Directions for this task: Transcribe the listing below word for word.

Exercise material:
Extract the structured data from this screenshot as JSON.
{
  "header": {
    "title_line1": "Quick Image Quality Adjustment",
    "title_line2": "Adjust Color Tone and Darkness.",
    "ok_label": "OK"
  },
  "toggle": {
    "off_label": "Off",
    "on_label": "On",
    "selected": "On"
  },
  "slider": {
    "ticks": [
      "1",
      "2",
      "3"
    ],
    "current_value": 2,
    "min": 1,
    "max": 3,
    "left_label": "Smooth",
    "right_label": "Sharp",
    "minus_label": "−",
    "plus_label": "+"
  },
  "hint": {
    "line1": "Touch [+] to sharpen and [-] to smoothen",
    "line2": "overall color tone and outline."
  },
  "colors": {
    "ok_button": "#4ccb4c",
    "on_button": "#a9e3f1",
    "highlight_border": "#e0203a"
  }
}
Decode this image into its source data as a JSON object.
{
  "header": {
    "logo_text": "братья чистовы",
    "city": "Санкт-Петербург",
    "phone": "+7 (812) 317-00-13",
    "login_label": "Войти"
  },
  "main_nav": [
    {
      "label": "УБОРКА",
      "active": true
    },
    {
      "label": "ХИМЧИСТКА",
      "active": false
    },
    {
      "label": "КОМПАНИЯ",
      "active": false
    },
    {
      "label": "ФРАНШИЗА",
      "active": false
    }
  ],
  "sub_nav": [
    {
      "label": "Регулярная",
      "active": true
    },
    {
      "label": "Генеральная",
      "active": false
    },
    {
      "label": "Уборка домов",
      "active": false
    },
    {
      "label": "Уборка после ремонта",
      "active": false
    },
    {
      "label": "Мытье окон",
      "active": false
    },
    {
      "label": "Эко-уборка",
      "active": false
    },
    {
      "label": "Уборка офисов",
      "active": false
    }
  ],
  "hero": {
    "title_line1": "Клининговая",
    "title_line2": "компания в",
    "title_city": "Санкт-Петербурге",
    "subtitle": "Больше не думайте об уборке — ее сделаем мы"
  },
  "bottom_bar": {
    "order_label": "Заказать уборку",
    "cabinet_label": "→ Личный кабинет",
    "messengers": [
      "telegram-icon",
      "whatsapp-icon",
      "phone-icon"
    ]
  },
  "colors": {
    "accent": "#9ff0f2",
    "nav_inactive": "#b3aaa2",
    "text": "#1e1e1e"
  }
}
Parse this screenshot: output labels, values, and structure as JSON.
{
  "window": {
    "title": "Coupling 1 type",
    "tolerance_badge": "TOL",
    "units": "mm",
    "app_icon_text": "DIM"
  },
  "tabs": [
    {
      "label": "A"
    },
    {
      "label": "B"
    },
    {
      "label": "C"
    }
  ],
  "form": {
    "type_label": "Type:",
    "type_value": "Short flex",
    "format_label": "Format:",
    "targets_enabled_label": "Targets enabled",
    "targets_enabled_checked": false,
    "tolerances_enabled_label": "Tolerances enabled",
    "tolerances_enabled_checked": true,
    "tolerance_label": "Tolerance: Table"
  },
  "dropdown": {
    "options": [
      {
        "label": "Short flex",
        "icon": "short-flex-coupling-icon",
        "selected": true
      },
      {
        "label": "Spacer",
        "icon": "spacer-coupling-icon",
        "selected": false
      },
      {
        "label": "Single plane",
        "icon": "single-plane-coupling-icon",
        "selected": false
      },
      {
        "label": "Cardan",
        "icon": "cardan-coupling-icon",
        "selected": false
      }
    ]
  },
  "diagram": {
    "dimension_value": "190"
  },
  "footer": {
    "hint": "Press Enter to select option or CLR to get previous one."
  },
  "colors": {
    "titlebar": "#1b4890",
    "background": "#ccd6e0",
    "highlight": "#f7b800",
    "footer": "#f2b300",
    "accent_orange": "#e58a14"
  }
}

Response to the task:
Extract the structured data from this screenshot as JSON.
{
  "header": {
    "title_line1": "Quick Image Quality Adjustment",
    "title_line2": "Adjust Color Tone and Darkness.",
    "ok_label": "OK"
  },
  "toggle": {
    "off_label": "Off",
    "on_label": "On",
    "selected": "On"
  },
  "slider": {
    "ticks": [
      "1",
      "2",
      "3"
    ],
    "current_value": 2,
    "min": 1,
    "max": 3,
    "left_label": "Smooth",
    "right_label": "Sharp",
    "minus_label": "−",
    "plus_label": "+"
  },
  "hint": {
    "line1": "Touch [+] to sharpen and [-] to smoothen",
    "line2": "overall color tone and outline."
  },
  "colors": {
    "ok_button": "#4ccb4c",
    "on_button": "#a9e3f1",
    "highlight_border": "#e0203a"
  }
}
Decode this image into its source data as a JSON object.
{
  "header": {
    "logo_text": "братья чистовы",
    "city": "Санкт-Петербург",
    "phone": "+7 (812) 317-00-13",
    "login_label": "Войти"
  },
  "main_nav": [
    {
      "label": "УБОРКА",
      "active": true
    },
    {
      "label": "ХИМЧИСТКА",
      "active": false
    },
    {
      "label": "КОМПАНИЯ",
      "active": false
    },
    {
      "label": "ФРАНШИЗА",
      "active": false
    }
  ],
  "sub_nav": [
    {
      "label": "Регулярная",
      "active": true
    },
    {
      "label": "Генеральная",
      "active": false
    },
    {
      "label": "Уборка домов",
      "active": false
    },
    {
      "label": "Уборка после ремонта",
      "active": false
    },
    {
      "label": "Мытье окон",
      "active": false
    },
    {
      "label": "Эко-уборка",
      "active": false
    },
    {
      "label": "Уборка офисов",
      "active": false
    }
  ],
  "hero": {
    "title_line1": "Клининговая",
    "title_line2": "компания в",
    "title_city": "Санкт-Петербурге",
    "subtitle": "Больше не думайте об уборке — ее сделаем мы"
  },
  "bottom_bar": {
    "order_label": "Заказать уборку",
    "cabinet_label": "→ Личный кабинет",
    "messengers": [
      "telegram-icon",
      "whatsapp-icon",
      "phone-icon"
    ]
  },
  "colors": {
    "accent": "#9ff0f2",
    "nav_inactive": "#b3aaa2",
    "text": "#1e1e1e"
  }
}
Parse this screenshot: output labels, values, and structure as JSON.
{
  "window": {
    "title": "Coupling 1 type",
    "tolerance_badge": "TOL",
    "units": "mm",
    "app_icon_text": "DIM"
  },
  "tabs": [
    {
      "label": "A"
    },
    {
      "label": "B"
    },
    {
      "label": "C"
    }
  ],
  "form": {
    "type_label": "Type:",
    "type_value": "Short flex",
    "format_label": "Format:",
    "targets_enabled_label": "Targets enabled",
    "targets_enabled_checked": false,
    "tolerances_enabled_label": "Tolerances enabled",
    "tolerances_enabled_checked": true,
    "tolerance_label": "Tolerance: Table"
  },
  "dropdown": {
    "options": [
      {
        "label": "Short flex",
        "icon": "short-flex-coupling-icon",
        "selected": true
      },
      {
        "label": "Spacer",
        "icon": "spacer-coupling-icon",
        "selected": false
      },
      {
        "label": "Single plane",
        "icon": "single-plane-coupling-icon",
        "selected": false
      },
      {
        "label": "Cardan",
        "icon": "cardan-coupling-icon",
        "selected": false
      }
    ]
  },
  "diagram": {
    "dimension_value": "190"
  },
  "footer": {
    "hint": "Press Enter to select option or CLR to get previous one."
  },
  "colors": {
    "titlebar": "#1b4890",
    "background": "#ccd6e0",
    "highlight": "#f7b800",
    "footer": "#f2b300",
    "accent_orange": "#e58a14"
  }
}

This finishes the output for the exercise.